What is needed →
For the entries below, say how many lines include the word "Lieferung" and add nothing else.

Dataset content →
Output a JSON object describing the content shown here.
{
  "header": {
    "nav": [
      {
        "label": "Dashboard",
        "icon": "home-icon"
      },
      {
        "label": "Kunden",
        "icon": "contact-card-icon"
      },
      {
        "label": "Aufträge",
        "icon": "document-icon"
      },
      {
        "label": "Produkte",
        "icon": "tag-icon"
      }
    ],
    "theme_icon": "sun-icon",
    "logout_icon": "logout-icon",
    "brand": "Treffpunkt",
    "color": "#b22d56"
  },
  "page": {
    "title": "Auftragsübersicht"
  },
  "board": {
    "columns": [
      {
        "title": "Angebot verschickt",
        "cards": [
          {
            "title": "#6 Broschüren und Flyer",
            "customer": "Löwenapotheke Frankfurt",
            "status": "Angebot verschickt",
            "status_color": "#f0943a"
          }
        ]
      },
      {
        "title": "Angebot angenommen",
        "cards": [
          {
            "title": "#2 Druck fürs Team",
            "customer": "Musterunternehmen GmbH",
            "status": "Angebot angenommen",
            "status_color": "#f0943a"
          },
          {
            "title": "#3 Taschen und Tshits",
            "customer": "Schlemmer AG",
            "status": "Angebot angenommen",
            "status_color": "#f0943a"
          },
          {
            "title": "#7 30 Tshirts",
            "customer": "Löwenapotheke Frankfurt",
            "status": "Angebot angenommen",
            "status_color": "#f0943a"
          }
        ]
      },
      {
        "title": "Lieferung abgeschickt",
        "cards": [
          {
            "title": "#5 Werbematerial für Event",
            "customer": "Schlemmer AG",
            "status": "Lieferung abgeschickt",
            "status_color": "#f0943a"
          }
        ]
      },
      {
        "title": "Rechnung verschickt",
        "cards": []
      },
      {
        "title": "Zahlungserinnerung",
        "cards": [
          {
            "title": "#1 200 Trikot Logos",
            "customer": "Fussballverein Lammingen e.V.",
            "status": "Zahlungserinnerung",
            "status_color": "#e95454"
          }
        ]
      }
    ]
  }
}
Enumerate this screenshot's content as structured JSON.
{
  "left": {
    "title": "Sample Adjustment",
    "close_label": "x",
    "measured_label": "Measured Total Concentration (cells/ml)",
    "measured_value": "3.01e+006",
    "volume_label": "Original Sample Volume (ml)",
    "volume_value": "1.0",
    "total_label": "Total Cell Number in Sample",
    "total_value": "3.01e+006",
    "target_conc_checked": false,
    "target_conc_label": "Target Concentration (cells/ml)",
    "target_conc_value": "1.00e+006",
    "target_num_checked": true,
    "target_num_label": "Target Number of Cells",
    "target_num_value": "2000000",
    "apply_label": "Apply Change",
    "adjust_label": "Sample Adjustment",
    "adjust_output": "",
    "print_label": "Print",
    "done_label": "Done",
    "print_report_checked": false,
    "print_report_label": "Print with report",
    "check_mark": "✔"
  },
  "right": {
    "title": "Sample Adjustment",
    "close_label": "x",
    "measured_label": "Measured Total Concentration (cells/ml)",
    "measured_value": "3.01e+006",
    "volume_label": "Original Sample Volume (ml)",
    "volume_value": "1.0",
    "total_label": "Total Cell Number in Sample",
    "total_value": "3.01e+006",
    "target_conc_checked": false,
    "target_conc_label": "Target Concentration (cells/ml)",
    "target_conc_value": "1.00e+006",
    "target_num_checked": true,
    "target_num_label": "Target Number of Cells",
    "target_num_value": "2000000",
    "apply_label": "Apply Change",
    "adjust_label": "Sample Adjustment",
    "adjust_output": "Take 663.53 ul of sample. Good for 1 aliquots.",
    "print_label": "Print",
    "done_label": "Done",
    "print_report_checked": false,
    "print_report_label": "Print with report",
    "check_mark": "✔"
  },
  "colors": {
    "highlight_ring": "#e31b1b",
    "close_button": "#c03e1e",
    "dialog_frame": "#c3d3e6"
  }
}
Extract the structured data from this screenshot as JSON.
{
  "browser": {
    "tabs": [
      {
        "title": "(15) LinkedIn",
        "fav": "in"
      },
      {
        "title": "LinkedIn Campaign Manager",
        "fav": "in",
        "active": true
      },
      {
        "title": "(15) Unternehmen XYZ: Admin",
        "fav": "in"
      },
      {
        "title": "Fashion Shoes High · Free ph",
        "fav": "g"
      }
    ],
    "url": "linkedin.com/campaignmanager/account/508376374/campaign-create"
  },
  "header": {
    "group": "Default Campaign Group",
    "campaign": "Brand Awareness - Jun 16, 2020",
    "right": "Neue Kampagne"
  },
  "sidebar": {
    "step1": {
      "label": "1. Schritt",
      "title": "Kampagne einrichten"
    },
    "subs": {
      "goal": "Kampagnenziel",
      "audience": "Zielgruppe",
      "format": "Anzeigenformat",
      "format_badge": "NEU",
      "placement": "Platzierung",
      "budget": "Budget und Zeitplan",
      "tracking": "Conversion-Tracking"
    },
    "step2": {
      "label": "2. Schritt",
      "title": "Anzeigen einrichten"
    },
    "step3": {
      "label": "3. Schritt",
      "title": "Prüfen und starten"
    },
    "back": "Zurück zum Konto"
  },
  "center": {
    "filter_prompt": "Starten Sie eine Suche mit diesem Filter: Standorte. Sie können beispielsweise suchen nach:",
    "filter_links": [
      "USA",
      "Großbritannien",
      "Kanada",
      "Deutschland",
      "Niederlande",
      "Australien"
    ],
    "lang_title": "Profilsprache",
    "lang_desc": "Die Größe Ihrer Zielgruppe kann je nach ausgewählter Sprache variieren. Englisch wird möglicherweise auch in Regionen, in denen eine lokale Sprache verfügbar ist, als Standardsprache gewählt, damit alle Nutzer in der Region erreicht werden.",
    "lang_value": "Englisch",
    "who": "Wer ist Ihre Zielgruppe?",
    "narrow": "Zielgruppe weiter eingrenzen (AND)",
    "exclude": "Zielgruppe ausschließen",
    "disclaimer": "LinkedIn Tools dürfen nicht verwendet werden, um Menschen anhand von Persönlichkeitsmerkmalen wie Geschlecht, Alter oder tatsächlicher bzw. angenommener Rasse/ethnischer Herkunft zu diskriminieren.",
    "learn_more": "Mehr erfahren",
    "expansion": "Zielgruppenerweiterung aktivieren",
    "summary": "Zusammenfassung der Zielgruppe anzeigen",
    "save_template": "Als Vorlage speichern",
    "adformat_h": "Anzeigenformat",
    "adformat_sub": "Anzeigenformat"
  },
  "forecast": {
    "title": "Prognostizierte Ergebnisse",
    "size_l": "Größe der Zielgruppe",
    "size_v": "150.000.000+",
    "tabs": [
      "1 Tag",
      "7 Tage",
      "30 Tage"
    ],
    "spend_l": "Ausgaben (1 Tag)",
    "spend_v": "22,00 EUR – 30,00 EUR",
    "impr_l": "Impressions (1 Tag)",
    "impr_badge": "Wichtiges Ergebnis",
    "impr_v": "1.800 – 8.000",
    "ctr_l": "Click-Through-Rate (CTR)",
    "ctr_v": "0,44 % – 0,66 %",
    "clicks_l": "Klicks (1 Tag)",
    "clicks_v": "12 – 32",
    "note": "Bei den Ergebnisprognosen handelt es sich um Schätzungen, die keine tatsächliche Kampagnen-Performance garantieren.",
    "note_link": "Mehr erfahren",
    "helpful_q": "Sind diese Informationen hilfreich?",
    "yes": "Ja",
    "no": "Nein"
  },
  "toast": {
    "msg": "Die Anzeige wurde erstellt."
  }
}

Answer below →
2